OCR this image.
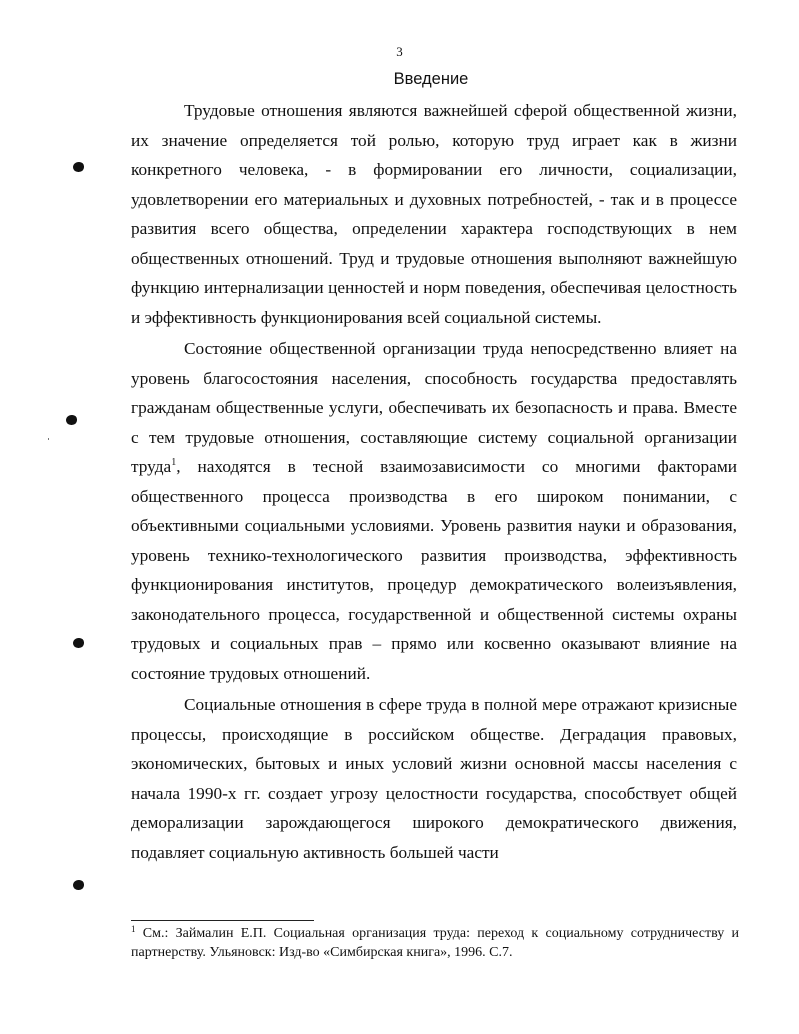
3
Введение

Трудовые отношения являются важнейшей сферой общественной жизни, их значение определяется той ролью, которую труд играет как в жизни конкретного человека, - в формировании его личности, социализации, удовлетворении его материальных и духовных потребностей, - так и в процессе развития всего общества, определении характера господствующих в нем общественных отношений. Труд и трудовые отношения выполняют важнейшую функцию интернализации ценностей и норм поведения, обеспечивая целостность и эффективность функционирования всей социальной системы.

Состояние общественной организации труда непосредственно влияет на уровень благосостояния населения, способность государства предоставлять гражданам общественные услуги, обеспечивать их безопасность и права. Вместе с тем трудовые отношения, составляющие систему социальной организации труда$^1$, находятся в тесной взаимозависимости со многими факторами общественного процесса производства в его широком понимании, с объективными социальными условиями. Уровень развития науки и образования, уровень технико-технологического развития производства, эффективность функционирования институтов, процедур демократического волеизъявления, законодательного процесса, государственной и общественной системы охраны трудовых и социальных прав – прямо или косвенно оказывают влияние на состояние трудовых отношений.

Социальные отношения в сфере труда в полной мере отражают кризисные процессы, происходящие в российском обществе. Деградация правовых, экономических, бытовых и иных условий жизни основной массы населения с начала 1990-х гг. создает угрозу целостности государства, способствует общей деморализации зарождающегося широкого демократического движения, подавляет социальную активность большей части

$^1$ См.: Займалин Е.П. Социальная организация труда: переход к социальному сотрудничеству и партнерству. Ульяновск: Изд-во «Симбирская книга», 1996. С.7.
----
» Given request:
Every entry must be written out exactly, with all pictures left out.

» Solution to the exercise:
OCR this image.
3
Введение

Трудовые отношения являются важнейшей сферой общественной жизни, их значение определяется той ролью, которую труд играет как в жизни конкретного человека, - в формировании его личности, социализации, удовлетворении его материальных и духовных потребностей, - так и в процессе развития всего общества, определении характера господствующих в нем общественных отношений. Труд и трудовые отношения выполняют важнейшую функцию интернализации ценностей и норм поведения, обеспечивая целостность и эффективность функционирования всей социальной системы.

Состояние общественной организации труда непосредственно влияет на уровень благосостояния населения, способность государства предоставлять гражданам общественные услуги, обеспечивать их безопасность и права. Вместе с тем трудовые отношения, составляющие систему социальной организации труда$^1$, находятся в тесной взаимозависимости со многими факторами общественного процесса производства в его широком понимании, с объективными социальными условиями. Уровень развития науки и образования, уровень технико-технологического развития производства, эффективность функционирования институтов, процедур демократического волеизъявления, законодательного процесса, государственной и общественной системы охраны трудовых и социальных прав – прямо или косвенно оказывают влияние на состояние трудовых отношений.

Социальные отношения в сфере труда в полной мере отражают кризисные процессы, происходящие в российском обществе. Деградация правовых, экономических, бытовых и иных условий жизни основной массы населения с начала 1990-х гг. создает угрозу целостности государства, способствует общей деморализации зарождающегося широкого демократического движения, подавляет социальную активность большей части

$^1$ См.: Займалин Е.П. Социальная организация труда: переход к социальному сотрудничеству и партнерству. Ульяновск: Изд-во «Симбирская книга», 1996. С.7.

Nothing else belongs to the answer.